■ **Aim of the exercise**
An exact copy of all the data is required, with pictures left out.

╭──

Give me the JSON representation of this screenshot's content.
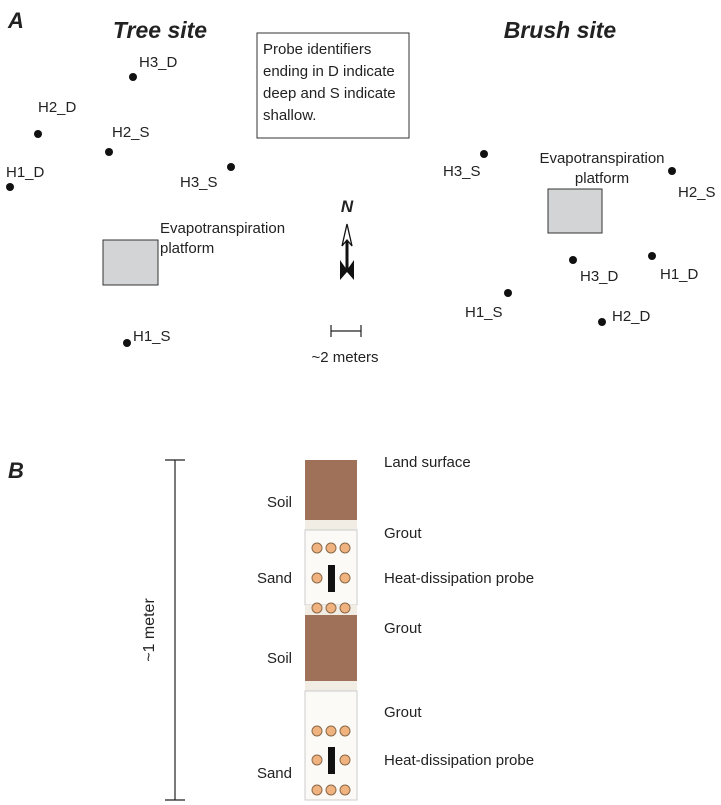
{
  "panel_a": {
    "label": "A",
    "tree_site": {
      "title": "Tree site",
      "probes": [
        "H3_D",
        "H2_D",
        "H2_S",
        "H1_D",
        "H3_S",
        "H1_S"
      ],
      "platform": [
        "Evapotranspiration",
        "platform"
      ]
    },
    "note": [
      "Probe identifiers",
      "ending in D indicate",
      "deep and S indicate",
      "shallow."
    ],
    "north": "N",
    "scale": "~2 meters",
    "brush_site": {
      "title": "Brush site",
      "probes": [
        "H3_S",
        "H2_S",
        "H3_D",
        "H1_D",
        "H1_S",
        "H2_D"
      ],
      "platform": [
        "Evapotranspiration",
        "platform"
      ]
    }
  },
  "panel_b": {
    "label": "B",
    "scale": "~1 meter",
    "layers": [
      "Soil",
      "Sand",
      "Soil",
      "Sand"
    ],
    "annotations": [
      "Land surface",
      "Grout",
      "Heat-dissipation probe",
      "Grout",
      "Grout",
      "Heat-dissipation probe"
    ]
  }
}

╰──

■ **Solution**
Give me the JSON representation of this screenshot's content.
{
  "panel_a": {
    "label": "A",
    "tree_site": {
      "title": "Tree site",
      "probes": [
        "H3_D",
        "H2_D",
        "H2_S",
        "H1_D",
        "H3_S",
        "H1_S"
      ],
      "platform": [
        "Evapotranspiration",
        "platform"
      ]
    },
    "note": [
      "Probe identifiers",
      "ending in D indicate",
      "deep and S indicate",
      "shallow."
    ],
    "north": "N",
    "scale": "~2 meters",
    "brush_site": {
      "title": "Brush site",
      "probes": [
        "H3_S",
        "H2_S",
        "H3_D",
        "H1_D",
        "H1_S",
        "H2_D"
      ],
      "platform": [
        "Evapotranspiration",
        "platform"
      ]
    }
  },
  "panel_b": {
    "label": "B",
    "scale": "~1 meter",
    "layers": [
      "Soil",
      "Sand",
      "Soil",
      "Sand"
    ],
    "annotations": [
      "Land surface",
      "Grout",
      "Heat-dissipation probe",
      "Grout",
      "Grout",
      "Heat-dissipation probe"
    ]
  }
}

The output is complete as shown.